[Start ENTRIES SUPPLIED]

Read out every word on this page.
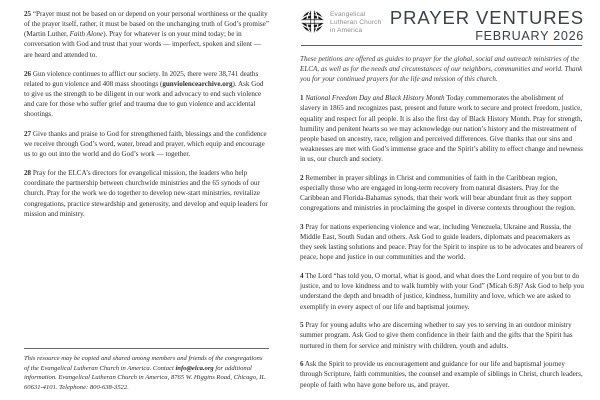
25 “Prayer must not be based on or depend on your personal worthiness or the quality of the prayer itself, rather, it must be based on the unchanging truth of God’s promise” (Martin Luther, Faith Alone). Pray for whatever is on your mind today; be in conversation with God and trust that your words — imperfect, spoken and silent — are heard and attended to.
26 Gun violence continues to afflict our society. In 2025, there were 38,741 deaths related to gun violence and 408 mass shootings (gunviolencearchive.org). Ask God to give us the strength to be diligent in our work and advocacy to end such violence and care for those who suffer grief and trauma due to gun violence and accidental shootings.
27 Give thanks and praise to God for strengthened faith, blessings and the confidence we receive through God’s word, water, bread and prayer, which equip and encourage us to go out into the world and do God’s work — together.
28 Pray for the ELCA’s directors for evangelical mission, the leaders who help coordinate the partnership between churchwide ministries and the 65 synods of our church. Pray for the work we do together to develop new-start ministries, revitalize congregations, practice stewardship and generosity, and develop and equip leaders for mission and ministry.
This resource may be copied and shared among members and friends of the congregations of the Evangelical Lutheran Church in America. Contact info@elca.org for additional information. Evangelical Lutheran Church in America, 8765 W. Higgins Road, Chicago, IL 60631-4101. Telephone: 800-638-3522.
Evangelical
Lutheran Church
in America
PRAYER VENTURES
FEBRUARY 2026
These petitions are offered as guides to prayer for the global, social and outreach ministries of the ELCA, as well as for the needs and circumstances of our neighbors, communities and world. Thank you for your continued prayers for the life and mission of this church.
1 National Freedom Day and Black History Month Today commemorates the abolishment of slavery in 1865 and recognizes past, present and future work to secure and protect freedom, justice, equality and respect for all people. It is also the first day of Black History Month. Pray for strength, humility and penitent hearts so we may acknowledge our nation’s history and the mistreatment of people based on ancestry, race, religion and perceived differences. Give thanks that our sins and weaknesses are met with God’s immense grace and the Spirit’s ability to effect change and newness in us, our church and society.
2 Remember in prayer siblings in Christ and communities of faith in the Caribbean region, especially those who are engaged in long-term recovery from natural disasters. Pray for the Caribbean and Florida-Bahamas synods, that their work will bear abundant fruit as they support congregations and ministries in proclaiming the gospel in diverse contexts throughout the region.
3 Pray for nations experiencing violence and war, including Venezuela, Ukraine and Russia, the Middle East, South Sudan and others. Ask God to guide leaders, diplomats and peacemakers as they seek lasting solutions and peace. Pray for the Spirit to inspire us to be advocates and bearers of peace, hope and justice in our communities and the world.
4 The Lord “has told you, O mortal, what is good, and what does the Lord require of you but to do justice, and to love kindness and to walk humbly with your God” (Micah 6:8)? Ask God to help you understand the depth and breadth of justice, kindness, humility and love, which we are asked to exemplify in every aspect of our life and baptismal journey.
5 Pray for young adults who are discerning whether to say yes to serving in an outdoor ministry summer program. Ask God to give them confidence in their faith and the gifts that the Spirit has nurtured in them for service and ministry with children, youth and adults.
6 Ask the Spirit to provide us encouragement and guidance for our life and baptismal journey through Scripture, faith communities, the counsel and example of siblings in Christ, church leaders, people of faith who have gone before us, and prayer.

[End ENTRIES SUPPLIED]

> **WHAT YOU HAVE TO DO**: Find how many lines hold the string "ministry", and state that number alone.

> **SOLUTION BELOW**: 2